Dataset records
[Start]
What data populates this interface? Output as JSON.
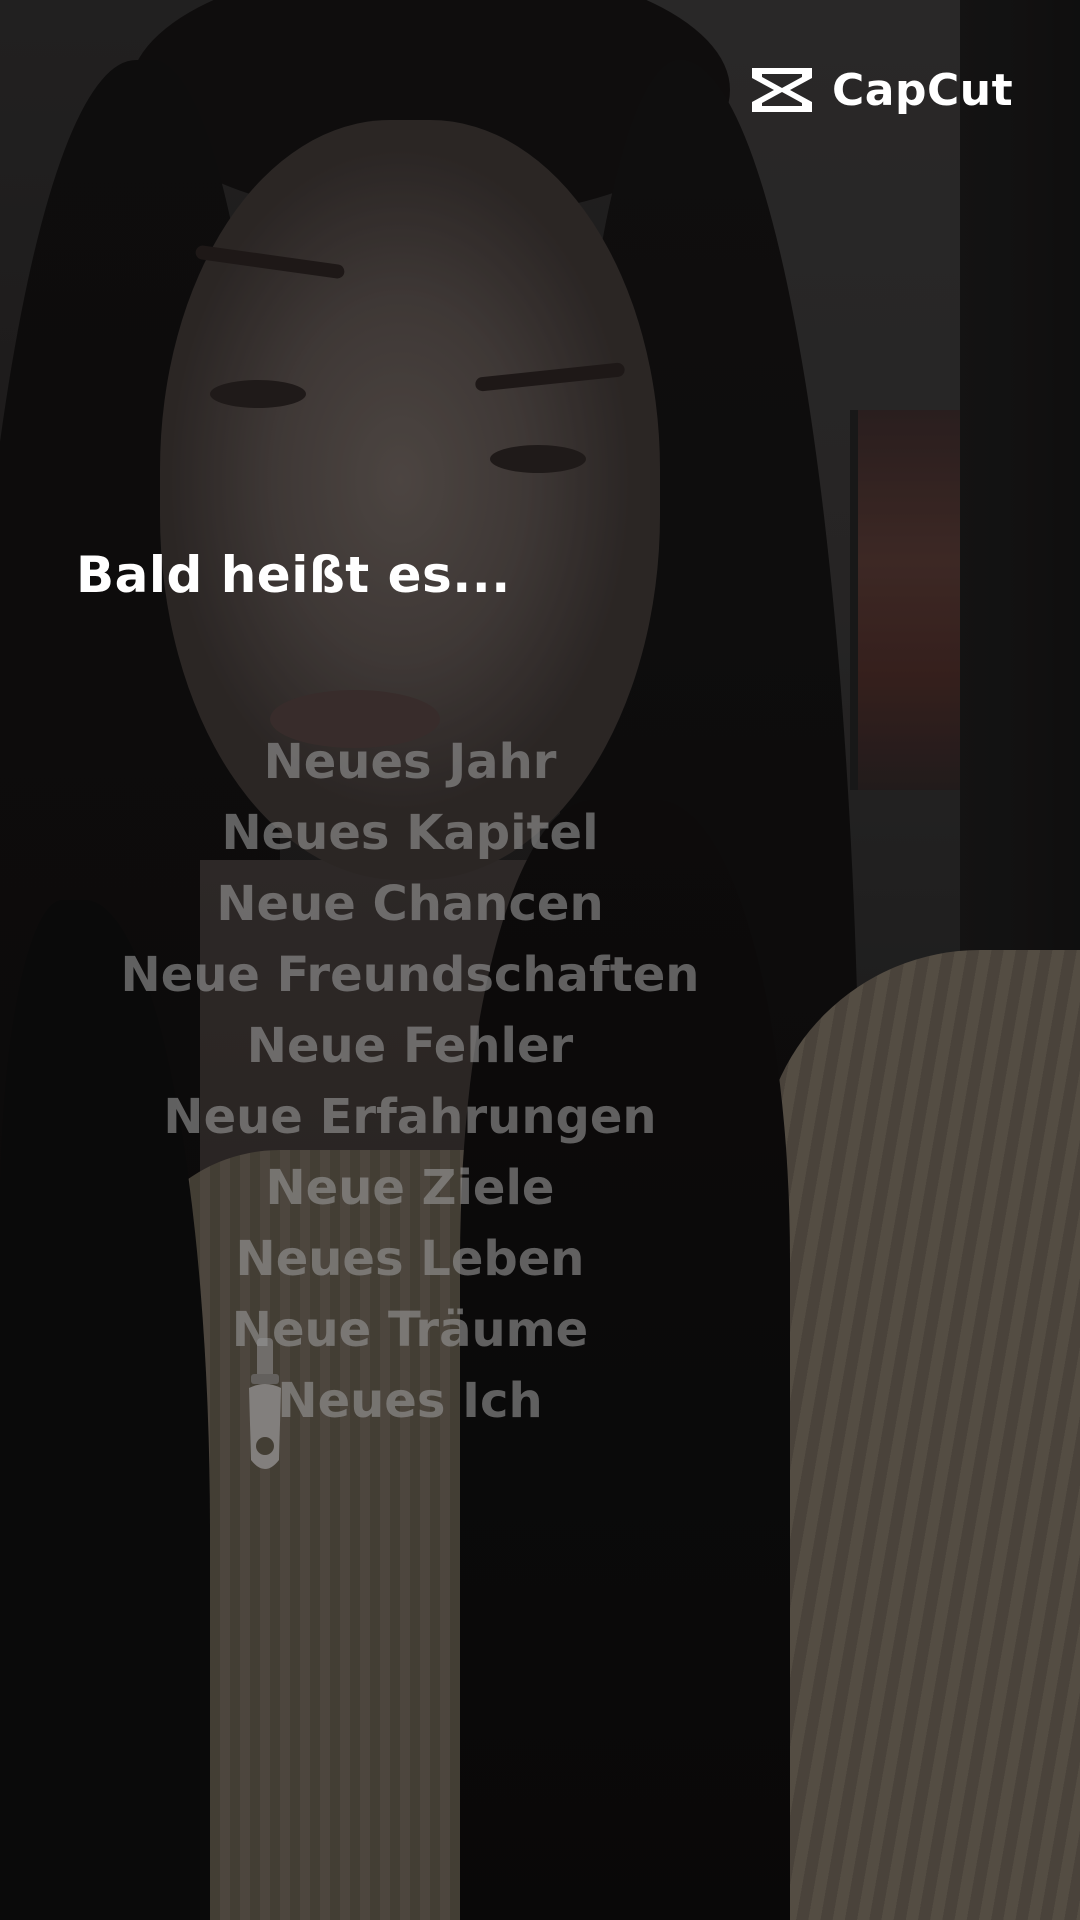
{
  "watermark": {
    "brand": "CapCut",
    "icon": "capcut-logo-icon"
  },
  "overlay": {
    "headline": "Bald heißt es...",
    "lines": [
      "Neues Jahr",
      "Neues Kapitel",
      "Neue Chancen",
      "Neue Freundschaften",
      "Neue Fehler",
      "Neue Erfahrungen",
      "Neue Ziele",
      "Neues Leben",
      "Neue Träume",
      "Neues Ich"
    ]
  },
  "colors": {
    "headline": "#ffffff",
    "lines": "#969696",
    "watermark": "#ffffff"
  }
}
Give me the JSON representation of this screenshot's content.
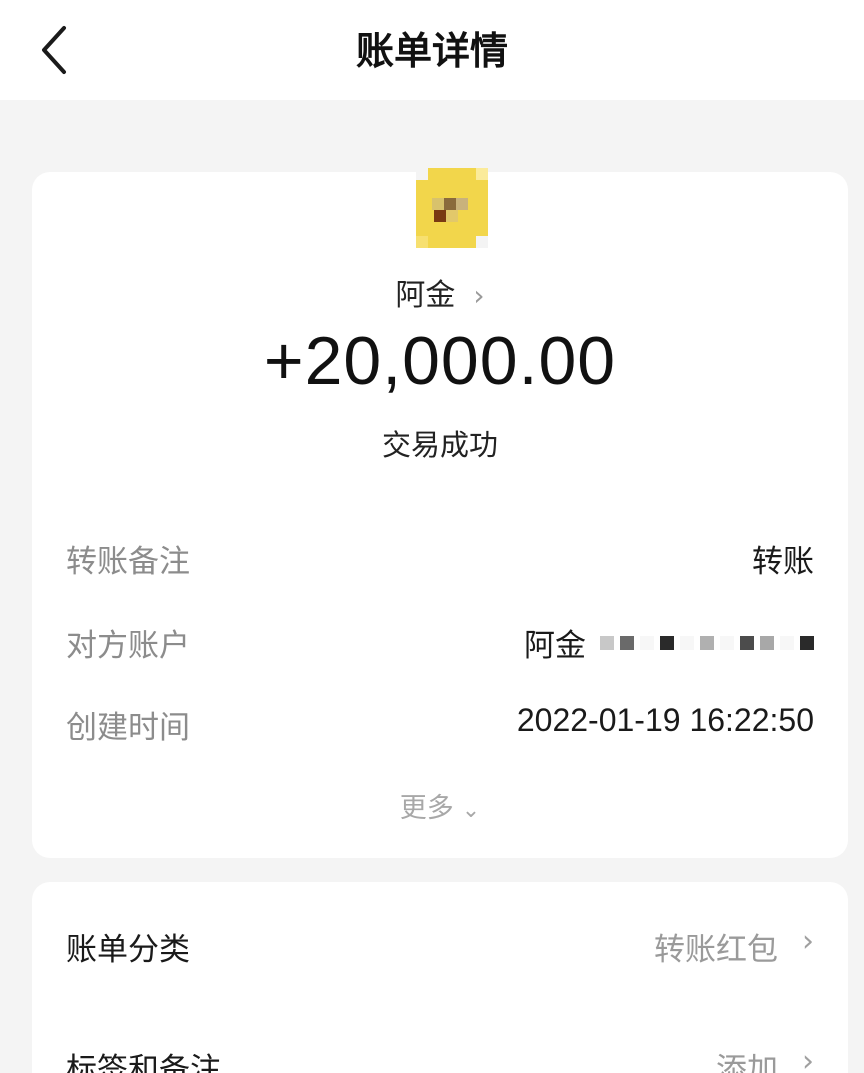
[End]
__Task instructions__.
The records shown above are to be repeated exactly, with the pictures left out.

__Completed task__.
What data populates this interface? Output as JSON.
{
  "watermark": {
    "brand": "CapCut",
    "icon": "capcut-logo-icon"
  },
  "overlay": {
    "headline": "Bald heißt es...",
    "lines": [
      "Neues Jahr",
      "Neues Kapitel",
      "Neue Chancen",
      "Neue Freundschaften",
      "Neue Fehler",
      "Neue Erfahrungen",
      "Neue Ziele",
      "Neues Leben",
      "Neue Träume",
      "Neues Ich"
    ]
  },
  "colors": {
    "headline": "#ffffff",
    "lines": "#969696",
    "watermark": "#ffffff"
  }
}
Give me the JSON representation of this screenshot's content.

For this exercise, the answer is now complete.